## [The request]
Carry on the event announcement for the Thomas C. Hubka talk from the point where it stops.

October 21 @ 7:00 pm - 8:30 pm

The Hardwick Historical Society, in Hardwick VT, will host author Thomas C. Hubka (author of Big House, Little House, Back House, Barn and Resplendent Synagogue) for a lecture and discussion of his book How the Working Class Home Became Modern, 1900-1940 (University of Minnesota Press, Dec. 2020). After the talk, there will be a Q&A session and book signing. Books will be available for purchase on-site.

About How the Working Class Home Became Modern, 1900-1940:

In How the Working-Class Home Became Modern, 1900–1940, Hubka analyzes a period when millions of average Americans saw accelerated improvement in their housing and domestic conditions. These improvements were intertwined with the acquisition of entirely new mechanical conveniences, new types of rooms and patterns of domestic life, and such innovations—from public utilities and kitchen appliances to remodeled and multi-unit housing—are at the center of the story Hubka tells. It is a narrative, amply illustrated and finely detailed, that traces changes in household hygiene, sociability, and privacy practices that launched large portions of the working classes into the middle class—and that, in Hubka’s telling, reconfigures and enriches the standard account of the domestic transformation of the American home.

 

About Big House, Little House, Back House, Barn:

Big House, Little House, Back House, Barn portrays the four essential components of the stately and beautiful connected farm buildings made by nineteenth-century New Englanders that stand today as a living expression of a rural culture, offering insights into the people who made them and their agricultural way of life. A visual delight as well as an engaging tribute to our nineteenth-century forebears, this book, first published nearly forty years ago, has become one of the standard works on regional farmsteads in America. The new edition features a new preface by the author.

## [Source material]
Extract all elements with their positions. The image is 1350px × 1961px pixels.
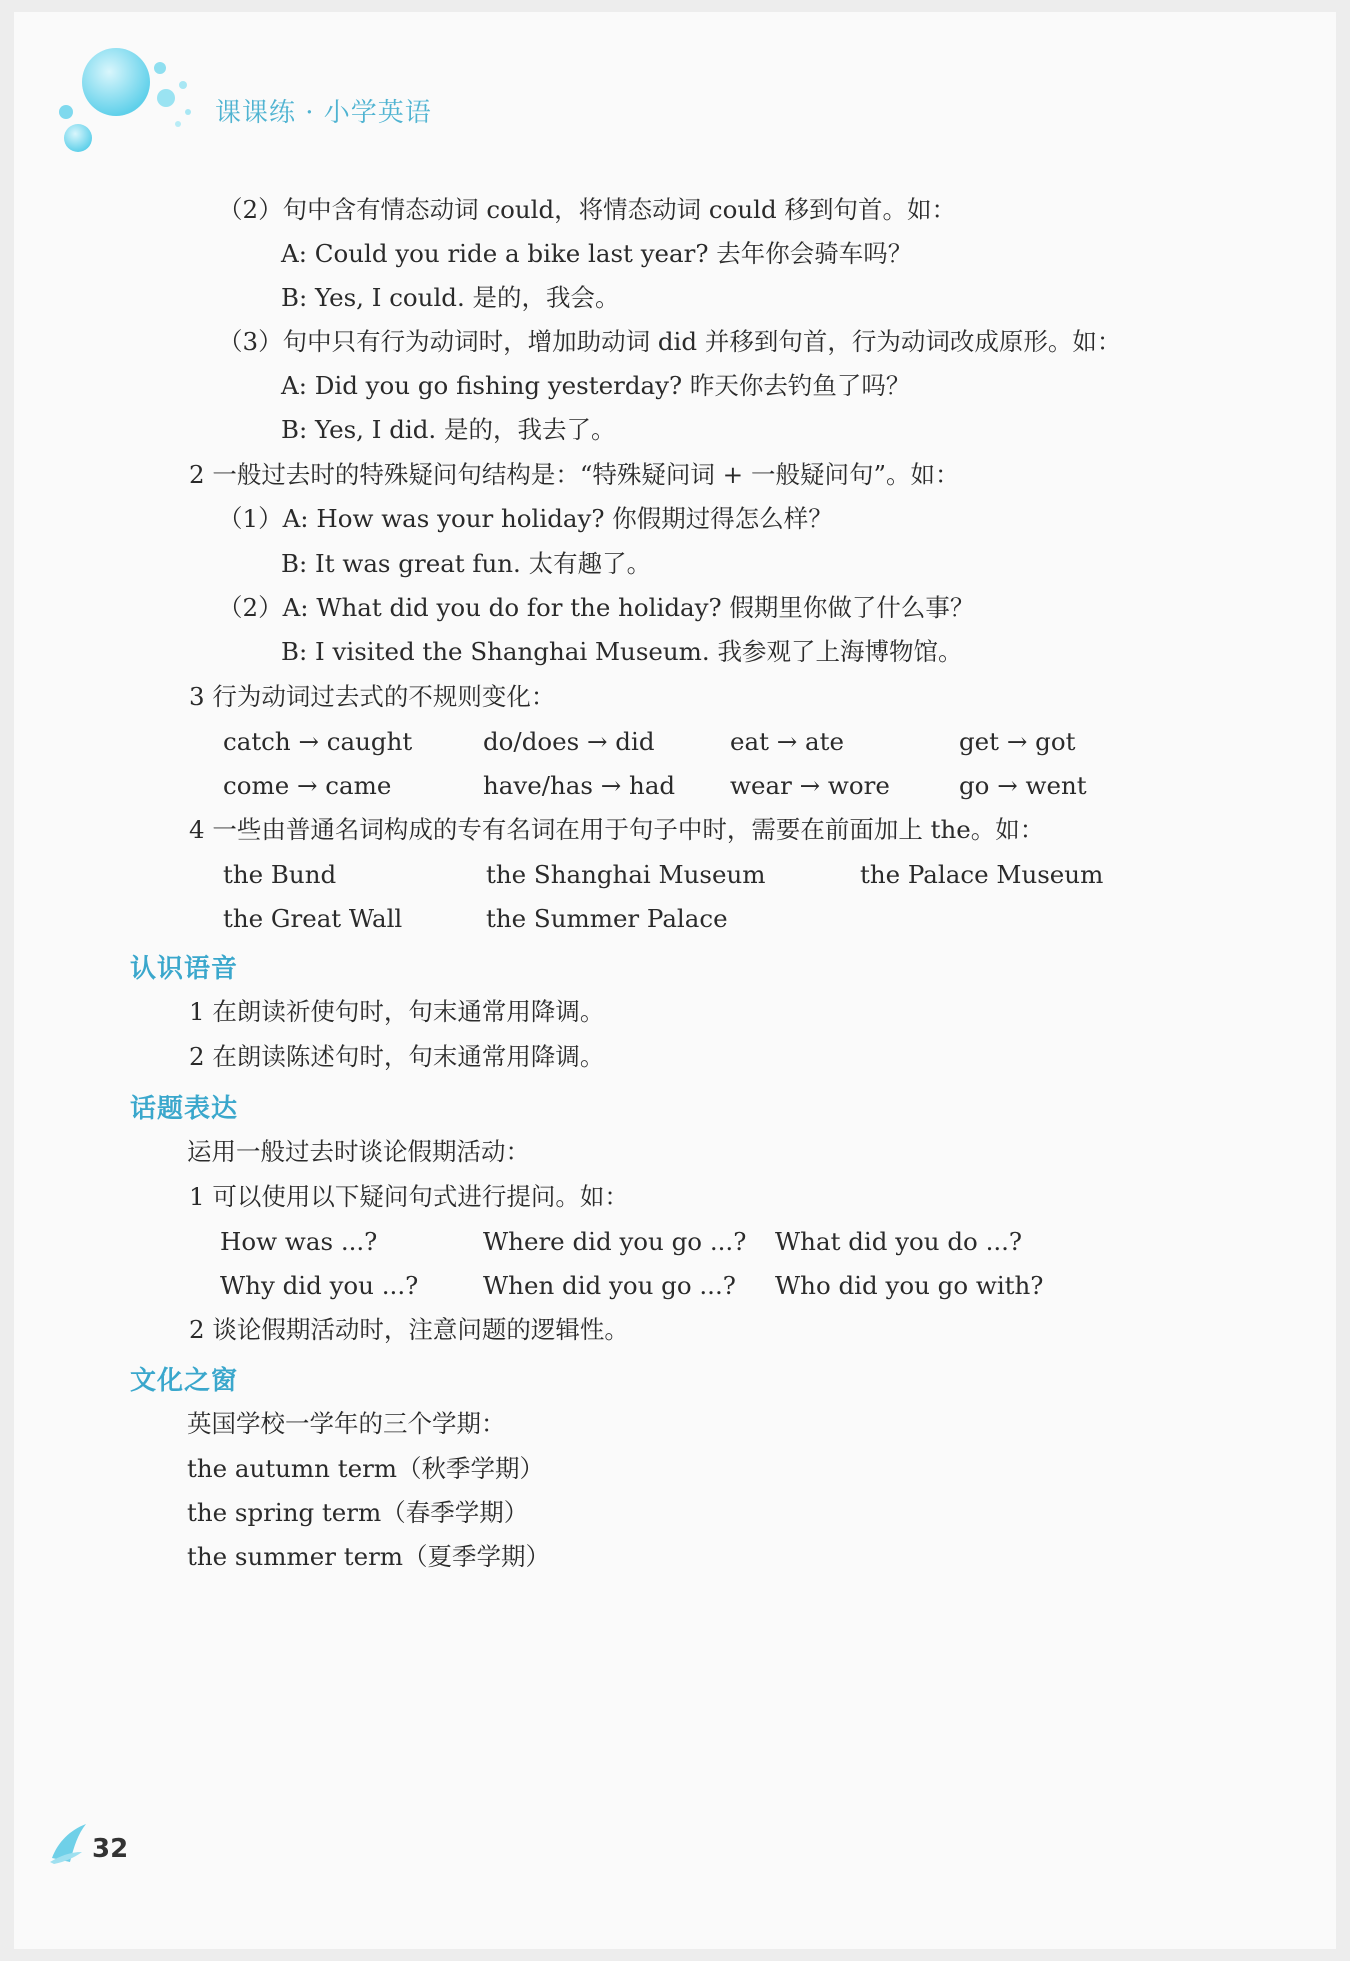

## [Written response]
About Resplendent Synagogue:

Hubka, an architectural historian known for his work on American vernacular architecture, immersed himself in medieval and early-modern Jewish history, religion, and culture to prepare for this remarkable study of the eighteenth-century Polish synagogue in the town of Gwozdziec, now in present Ukraine. Hubka selected the Gwozdziec Synagogue—one of the finest examples of a small-town wooden synagogue from the former Polish-Lithuanian Commonwealth—because of the completeness of its photographic and historical records. This truly resplendent synagogue exemplified a high point in Jewish architectural art and religious painting, a tradition that was later abandoned by Eastern-European Jewish communities in the nineteenth and twentieth centuries. Because the Gwozdziec Synagogue, like so many others, was destroyed by the Nazis, this book revives a spiritual community lost to history. Graced with nearly 200 historical photographs, architectural drawings, maps, diagrams, and color illustrations, Resplendent Synagogue vividly recreates the spiritual heart of a once-vibrant Jewish community. Hubka “reads” the synagogue both as a historical document and as a cultural artifact. His interpretation of its art and architecture—and its liturgy—enables him to recreate a pre-modern Jewish community seen in relation to both its internal traditions of worship and its external relations with Gentile neighbors. Hubka demonstrates that while the architectural exterior of the synagogue was largely the product of non-Jewish, regional influences, the interior design and elaborate wall-paintings signified a distinctly Jewish art form. The collaboration of Jewish and Gentile builders, craftsmen, and artists in the creation of this magnificent wooden structure attests to an eighteenth century period of relative prosperity and communal well-being for the Jews of Gwozdziec. This unique exploration of a lost religious and cultural artifact breathes new life into a forgotten but fascinating aspect of eighteenth-century Polish Jewry and is certain to incite discussion and debate among modern readers.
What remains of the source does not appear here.